RECORDS SUPPLIED:
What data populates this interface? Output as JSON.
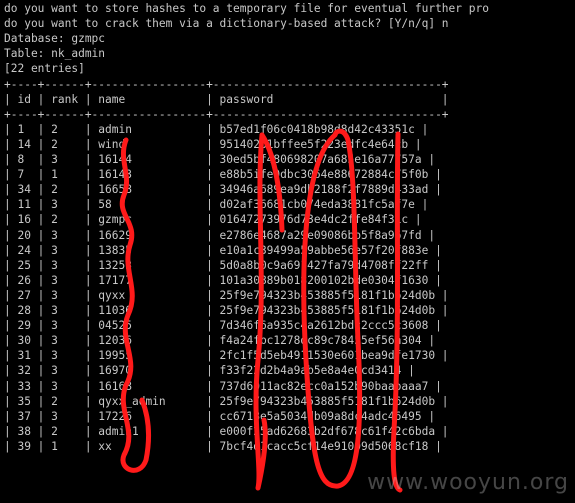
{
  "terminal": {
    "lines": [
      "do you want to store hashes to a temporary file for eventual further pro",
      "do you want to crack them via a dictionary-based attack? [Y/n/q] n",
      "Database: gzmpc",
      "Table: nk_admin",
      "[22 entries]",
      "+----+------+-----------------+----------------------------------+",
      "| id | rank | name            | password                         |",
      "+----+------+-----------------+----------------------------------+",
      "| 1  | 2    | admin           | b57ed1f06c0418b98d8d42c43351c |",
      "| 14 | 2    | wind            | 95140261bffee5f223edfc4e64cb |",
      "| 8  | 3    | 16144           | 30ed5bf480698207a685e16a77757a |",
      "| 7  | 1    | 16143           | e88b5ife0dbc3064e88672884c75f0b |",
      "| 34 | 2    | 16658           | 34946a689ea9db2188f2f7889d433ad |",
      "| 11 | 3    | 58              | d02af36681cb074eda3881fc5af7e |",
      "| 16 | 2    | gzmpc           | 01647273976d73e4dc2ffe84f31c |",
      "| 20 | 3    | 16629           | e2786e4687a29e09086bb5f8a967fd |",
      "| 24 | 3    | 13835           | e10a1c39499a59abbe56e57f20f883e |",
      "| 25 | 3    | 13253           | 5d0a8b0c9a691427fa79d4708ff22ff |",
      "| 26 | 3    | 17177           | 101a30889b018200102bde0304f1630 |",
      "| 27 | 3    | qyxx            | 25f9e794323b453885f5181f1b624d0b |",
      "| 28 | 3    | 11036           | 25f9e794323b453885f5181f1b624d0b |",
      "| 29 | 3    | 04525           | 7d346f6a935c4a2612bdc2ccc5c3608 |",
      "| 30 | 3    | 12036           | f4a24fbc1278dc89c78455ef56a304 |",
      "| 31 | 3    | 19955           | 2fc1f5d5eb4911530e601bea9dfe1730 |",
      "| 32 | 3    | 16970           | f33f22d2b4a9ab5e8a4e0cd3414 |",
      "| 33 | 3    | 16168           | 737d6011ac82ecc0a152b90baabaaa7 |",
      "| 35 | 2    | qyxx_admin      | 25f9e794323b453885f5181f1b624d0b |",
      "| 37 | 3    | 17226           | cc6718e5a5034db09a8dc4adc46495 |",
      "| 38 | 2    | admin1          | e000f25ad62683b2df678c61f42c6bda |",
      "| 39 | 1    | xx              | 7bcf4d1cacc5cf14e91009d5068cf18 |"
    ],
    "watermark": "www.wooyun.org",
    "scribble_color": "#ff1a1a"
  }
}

PROBLEM TO SOLVE: Go through the preceding material and copy each line that has the word "gzmpc".

EXPECTED OUTPUT:
      "Database: gzmpc",
      "| 16 | 2    | gzmpc           | 01647273976d73e4dc2ffe84f31c |",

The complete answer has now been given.